→ **INSTRUCTION**:
Retype the listing that follows, exactly as written.

:::

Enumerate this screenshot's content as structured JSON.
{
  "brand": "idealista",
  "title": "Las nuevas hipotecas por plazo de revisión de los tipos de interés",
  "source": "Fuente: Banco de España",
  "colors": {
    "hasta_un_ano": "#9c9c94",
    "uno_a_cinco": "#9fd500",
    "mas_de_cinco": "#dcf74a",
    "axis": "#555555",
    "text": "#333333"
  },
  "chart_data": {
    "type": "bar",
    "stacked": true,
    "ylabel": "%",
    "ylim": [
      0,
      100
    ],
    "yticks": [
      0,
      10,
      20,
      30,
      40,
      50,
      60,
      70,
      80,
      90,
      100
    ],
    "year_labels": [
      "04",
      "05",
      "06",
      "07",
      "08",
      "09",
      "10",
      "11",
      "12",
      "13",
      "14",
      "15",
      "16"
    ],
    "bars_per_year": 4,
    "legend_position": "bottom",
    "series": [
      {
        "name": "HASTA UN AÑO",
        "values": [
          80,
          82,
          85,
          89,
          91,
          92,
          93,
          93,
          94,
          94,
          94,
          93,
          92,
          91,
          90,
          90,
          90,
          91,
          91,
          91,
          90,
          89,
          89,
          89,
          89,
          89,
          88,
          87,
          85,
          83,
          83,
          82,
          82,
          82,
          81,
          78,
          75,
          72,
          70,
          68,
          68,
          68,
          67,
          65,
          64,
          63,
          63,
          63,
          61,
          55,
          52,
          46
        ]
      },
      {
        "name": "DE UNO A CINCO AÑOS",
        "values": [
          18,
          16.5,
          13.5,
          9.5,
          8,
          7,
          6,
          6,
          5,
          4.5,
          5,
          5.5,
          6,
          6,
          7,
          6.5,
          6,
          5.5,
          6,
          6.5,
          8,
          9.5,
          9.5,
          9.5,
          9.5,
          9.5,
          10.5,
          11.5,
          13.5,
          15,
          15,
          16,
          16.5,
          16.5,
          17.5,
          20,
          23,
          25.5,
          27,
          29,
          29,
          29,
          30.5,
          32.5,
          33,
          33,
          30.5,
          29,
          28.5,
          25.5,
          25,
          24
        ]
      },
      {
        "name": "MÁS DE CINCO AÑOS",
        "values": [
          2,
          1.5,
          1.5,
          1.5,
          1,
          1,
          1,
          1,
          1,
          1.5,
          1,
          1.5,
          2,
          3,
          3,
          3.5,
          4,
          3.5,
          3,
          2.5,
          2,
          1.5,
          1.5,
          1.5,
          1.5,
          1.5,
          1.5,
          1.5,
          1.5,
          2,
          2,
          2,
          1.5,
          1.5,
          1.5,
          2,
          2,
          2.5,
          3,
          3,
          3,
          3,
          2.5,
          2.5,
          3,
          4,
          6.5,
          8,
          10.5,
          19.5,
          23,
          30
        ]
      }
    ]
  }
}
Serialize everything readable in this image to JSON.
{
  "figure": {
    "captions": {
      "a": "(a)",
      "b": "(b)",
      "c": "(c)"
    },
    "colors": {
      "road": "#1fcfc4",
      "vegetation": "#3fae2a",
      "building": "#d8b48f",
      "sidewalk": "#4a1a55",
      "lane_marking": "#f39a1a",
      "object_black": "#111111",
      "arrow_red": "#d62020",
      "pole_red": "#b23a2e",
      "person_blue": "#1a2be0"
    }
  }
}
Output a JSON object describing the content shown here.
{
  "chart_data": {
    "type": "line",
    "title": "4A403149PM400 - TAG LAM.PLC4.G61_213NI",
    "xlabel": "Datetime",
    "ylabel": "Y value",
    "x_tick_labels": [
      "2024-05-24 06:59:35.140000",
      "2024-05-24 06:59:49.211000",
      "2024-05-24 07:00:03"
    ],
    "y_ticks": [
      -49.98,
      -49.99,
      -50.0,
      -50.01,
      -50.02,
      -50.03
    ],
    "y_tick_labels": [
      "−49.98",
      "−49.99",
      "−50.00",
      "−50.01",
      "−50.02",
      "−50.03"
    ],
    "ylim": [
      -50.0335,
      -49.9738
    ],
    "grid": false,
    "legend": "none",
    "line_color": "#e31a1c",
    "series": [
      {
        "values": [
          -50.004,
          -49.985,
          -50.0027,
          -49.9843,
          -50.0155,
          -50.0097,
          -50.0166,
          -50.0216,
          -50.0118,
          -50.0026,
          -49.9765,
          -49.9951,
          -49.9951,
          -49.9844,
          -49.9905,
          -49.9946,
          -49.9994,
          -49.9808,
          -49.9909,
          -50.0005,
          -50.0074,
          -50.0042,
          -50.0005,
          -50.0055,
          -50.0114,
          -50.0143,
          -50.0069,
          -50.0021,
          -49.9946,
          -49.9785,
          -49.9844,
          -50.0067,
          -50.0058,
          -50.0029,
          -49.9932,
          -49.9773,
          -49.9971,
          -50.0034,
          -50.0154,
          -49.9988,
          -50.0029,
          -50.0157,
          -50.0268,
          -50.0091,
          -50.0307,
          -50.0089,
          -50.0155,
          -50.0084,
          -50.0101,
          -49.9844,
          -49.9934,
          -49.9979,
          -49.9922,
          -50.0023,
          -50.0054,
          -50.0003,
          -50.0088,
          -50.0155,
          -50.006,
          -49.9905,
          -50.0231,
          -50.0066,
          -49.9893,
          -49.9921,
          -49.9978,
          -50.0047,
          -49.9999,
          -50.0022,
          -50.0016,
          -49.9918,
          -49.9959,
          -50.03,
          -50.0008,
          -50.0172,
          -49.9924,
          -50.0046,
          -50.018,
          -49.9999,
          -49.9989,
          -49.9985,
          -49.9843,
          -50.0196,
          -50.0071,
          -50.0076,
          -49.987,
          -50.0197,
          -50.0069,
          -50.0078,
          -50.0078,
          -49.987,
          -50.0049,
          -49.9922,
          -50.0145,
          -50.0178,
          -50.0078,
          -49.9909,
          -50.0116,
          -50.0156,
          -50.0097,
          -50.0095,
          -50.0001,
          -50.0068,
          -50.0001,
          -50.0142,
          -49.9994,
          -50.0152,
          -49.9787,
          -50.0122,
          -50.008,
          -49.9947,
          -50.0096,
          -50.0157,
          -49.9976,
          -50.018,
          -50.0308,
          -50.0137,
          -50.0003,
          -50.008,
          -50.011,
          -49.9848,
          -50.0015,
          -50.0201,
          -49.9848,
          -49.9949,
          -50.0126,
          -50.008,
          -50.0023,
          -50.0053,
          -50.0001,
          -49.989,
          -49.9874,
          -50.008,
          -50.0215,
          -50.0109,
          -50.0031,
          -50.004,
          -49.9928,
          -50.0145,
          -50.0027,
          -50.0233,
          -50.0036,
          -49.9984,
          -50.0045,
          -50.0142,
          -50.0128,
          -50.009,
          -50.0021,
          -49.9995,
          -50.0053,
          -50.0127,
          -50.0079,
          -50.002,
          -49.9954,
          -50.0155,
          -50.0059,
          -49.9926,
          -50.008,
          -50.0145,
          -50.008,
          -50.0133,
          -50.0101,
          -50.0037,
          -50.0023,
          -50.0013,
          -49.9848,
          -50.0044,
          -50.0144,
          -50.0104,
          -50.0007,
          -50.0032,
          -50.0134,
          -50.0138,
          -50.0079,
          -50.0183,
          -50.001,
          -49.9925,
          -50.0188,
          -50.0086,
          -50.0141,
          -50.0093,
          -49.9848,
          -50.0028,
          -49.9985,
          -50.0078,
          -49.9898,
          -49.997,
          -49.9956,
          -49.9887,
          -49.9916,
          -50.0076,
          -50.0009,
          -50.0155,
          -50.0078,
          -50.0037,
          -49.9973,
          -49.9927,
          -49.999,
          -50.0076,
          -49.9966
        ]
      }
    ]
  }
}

:::

→ **THE SOLUTION**:
Enumerate this screenshot's content as structured JSON.
{
  "brand": "idealista",
  "title": "Las nuevas hipotecas por plazo de revisión de los tipos de interés",
  "source": "Fuente: Banco de España",
  "colors": {
    "hasta_un_ano": "#9c9c94",
    "uno_a_cinco": "#9fd500",
    "mas_de_cinco": "#dcf74a",
    "axis": "#555555",
    "text": "#333333"
  },
  "chart_data": {
    "type": "bar",
    "stacked": true,
    "ylabel": "%",
    "ylim": [
      0,
      100
    ],
    "yticks": [
      0,
      10,
      20,
      30,
      40,
      50,
      60,
      70,
      80,
      90,
      100
    ],
    "year_labels": [
      "04",
      "05",
      "06",
      "07",
      "08",
      "09",
      "10",
      "11",
      "12",
      "13",
      "14",
      "15",
      "16"
    ],
    "bars_per_year": 4,
    "legend_position": "bottom",
    "series": [
      {
        "name": "HASTA UN AÑO",
        "values": [
          80,
          82,
          85,
          89,
          91,
          92,
          93,
          93,
          94,
          94,
          94,
          93,
          92,
          91,
          90,
          90,
          90,
          91,
          91,
          91,
          90,
          89,
          89,
          89,
          89,
          89,
          88,
          87,
          85,
          83,
          83,
          82,
          82,
          82,
          81,
          78,
          75,
          72,
          70,
          68,
          68,
          68,
          67,
          65,
          64,
          63,
          63,
          63,
          61,
          55,
          52,
          46
        ]
      },
      {
        "name": "DE UNO A CINCO AÑOS",
        "values": [
          18,
          16.5,
          13.5,
          9.5,
          8,
          7,
          6,
          6,
          5,
          4.5,
          5,
          5.5,
          6,
          6,
          7,
          6.5,
          6,
          5.5,
          6,
          6.5,
          8,
          9.5,
          9.5,
          9.5,
          9.5,
          9.5,
          10.5,
          11.5,
          13.5,
          15,
          15,
          16,
          16.5,
          16.5,
          17.5,
          20,
          23,
          25.5,
          27,
          29,
          29,
          29,
          30.5,
          32.5,
          33,
          33,
          30.5,
          29,
          28.5,
          25.5,
          25,
          24
        ]
      },
      {
        "name": "MÁS DE CINCO AÑOS",
        "values": [
          2,
          1.5,
          1.5,
          1.5,
          1,
          1,
          1,
          1,
          1,
          1.5,
          1,
          1.5,
          2,
          3,
          3,
          3.5,
          4,
          3.5,
          3,
          2.5,
          2,
          1.5,
          1.5,
          1.5,
          1.5,
          1.5,
          1.5,
          1.5,
          1.5,
          2,
          2,
          2,
          1.5,
          1.5,
          1.5,
          2,
          2,
          2.5,
          3,
          3,
          3,
          3,
          2.5,
          2.5,
          3,
          4,
          6.5,
          8,
          10.5,
          19.5,
          23,
          30
        ]
      }
    ]
  }
}
Serialize everything readable in this image to JSON.
{
  "figure": {
    "captions": {
      "a": "(a)",
      "b": "(b)",
      "c": "(c)"
    },
    "colors": {
      "road": "#1fcfc4",
      "vegetation": "#3fae2a",
      "building": "#d8b48f",
      "sidewalk": "#4a1a55",
      "lane_marking": "#f39a1a",
      "object_black": "#111111",
      "arrow_red": "#d62020",
      "pole_red": "#b23a2e",
      "person_blue": "#1a2be0"
    }
  }
}
Output a JSON object describing the content shown here.
{
  "chart_data": {
    "type": "line",
    "title": "4A403149PM400 - TAG LAM.PLC4.G61_213NI",
    "xlabel": "Datetime",
    "ylabel": "Y value",
    "x_tick_labels": [
      "2024-05-24 06:59:35.140000",
      "2024-05-24 06:59:49.211000",
      "2024-05-24 07:00:03"
    ],
    "y_ticks": [
      -49.98,
      -49.99,
      -50.0,
      -50.01,
      -50.02,
      -50.03
    ],
    "y_tick_labels": [
      "−49.98",
      "−49.99",
      "−50.00",
      "−50.01",
      "−50.02",
      "−50.03"
    ],
    "ylim": [
      -50.0335,
      -49.9738
    ],
    "grid": false,
    "legend": "none",
    "line_color": "#e31a1c",
    "series": [
      {
        "values": [
          -50.004,
          -49.985,
          -50.0027,
          -49.9843,
          -50.0155,
          -50.0097,
          -50.0166,
          -50.0216,
          -50.0118,
          -50.0026,
          -49.9765,
          -49.9951,
          -49.9951,
          -49.9844,
          -49.9905,
          -49.9946,
          -49.9994,
          -49.9808,
          -49.9909,
          -50.0005,
          -50.0074,
          -50.0042,
          -50.0005,
          -50.0055,
          -50.0114,
          -50.0143,
          -50.0069,
          -50.0021,
          -49.9946,
          -49.9785,
          -49.9844,
          -50.0067,
          -50.0058,
          -50.0029,
          -49.9932,
          -49.9773,
          -49.9971,
          -50.0034,
          -50.0154,
          -49.9988,
          -50.0029,
          -50.0157,
          -50.0268,
          -50.0091,
          -50.0307,
          -50.0089,
          -50.0155,
          -50.0084,
          -50.0101,
          -49.9844,
          -49.9934,
          -49.9979,
          -49.9922,
          -50.0023,
          -50.0054,
          -50.0003,
          -50.0088,
          -50.0155,
          -50.006,
          -49.9905,
          -50.0231,
          -50.0066,
          -49.9893,
          -49.9921,
          -49.9978,
          -50.0047,
          -49.9999,
          -50.0022,
          -50.0016,
          -49.9918,
          -49.9959,
          -50.03,
          -50.0008,
          -50.0172,
          -49.9924,
          -50.0046,
          -50.018,
          -49.9999,
          -49.9989,
          -49.9985,
          -49.9843,
          -50.0196,
          -50.0071,
          -50.0076,
          -49.987,
          -50.0197,
          -50.0069,
          -50.0078,
          -50.0078,
          -49.987,
          -50.0049,
          -49.9922,
          -50.0145,
          -50.0178,
          -50.0078,
          -49.9909,
          -50.0116,
          -50.0156,
          -50.0097,
          -50.0095,
          -50.0001,
          -50.0068,
          -50.0001,
          -50.0142,
          -49.9994,
          -50.0152,
          -49.9787,
          -50.0122,
          -50.008,
          -49.9947,
          -50.0096,
          -50.0157,
          -49.9976,
          -50.018,
          -50.0308,
          -50.0137,
          -50.0003,
          -50.008,
          -50.011,
          -49.9848,
          -50.0015,
          -50.0201,
          -49.9848,
          -49.9949,
          -50.0126,
          -50.008,
          -50.0023,
          -50.0053,
          -50.0001,
          -49.989,
          -49.9874,
          -50.008,
          -50.0215,
          -50.0109,
          -50.0031,
          -50.004,
          -49.9928,
          -50.0145,
          -50.0027,
          -50.0233,
          -50.0036,
          -49.9984,
          -50.0045,
          -50.0142,
          -50.0128,
          -50.009,
          -50.0021,
          -49.9995,
          -50.0053,
          -50.0127,
          -50.0079,
          -50.002,
          -49.9954,
          -50.0155,
          -50.0059,
          -49.9926,
          -50.008,
          -50.0145,
          -50.008,
          -50.0133,
          -50.0101,
          -50.0037,
          -50.0023,
          -50.0013,
          -49.9848,
          -50.0044,
          -50.0144,
          -50.0104,
          -50.0007,
          -50.0032,
          -50.0134,
          -50.0138,
          -50.0079,
          -50.0183,
          -50.001,
          -49.9925,
          -50.0188,
          -50.0086,
          -50.0141,
          -50.0093,
          -49.9848,
          -50.0028,
          -49.9985,
          -50.0078,
          -49.9898,
          -49.997,
          -49.9956,
          -49.9887,
          -49.9916,
          -50.0076,
          -50.0009,
          -50.0155,
          -50.0078,
          -50.0037,
          -49.9973,
          -49.9927,
          -49.999,
          -50.0076,
          -49.9966
        ]
      }
    ]
  }
}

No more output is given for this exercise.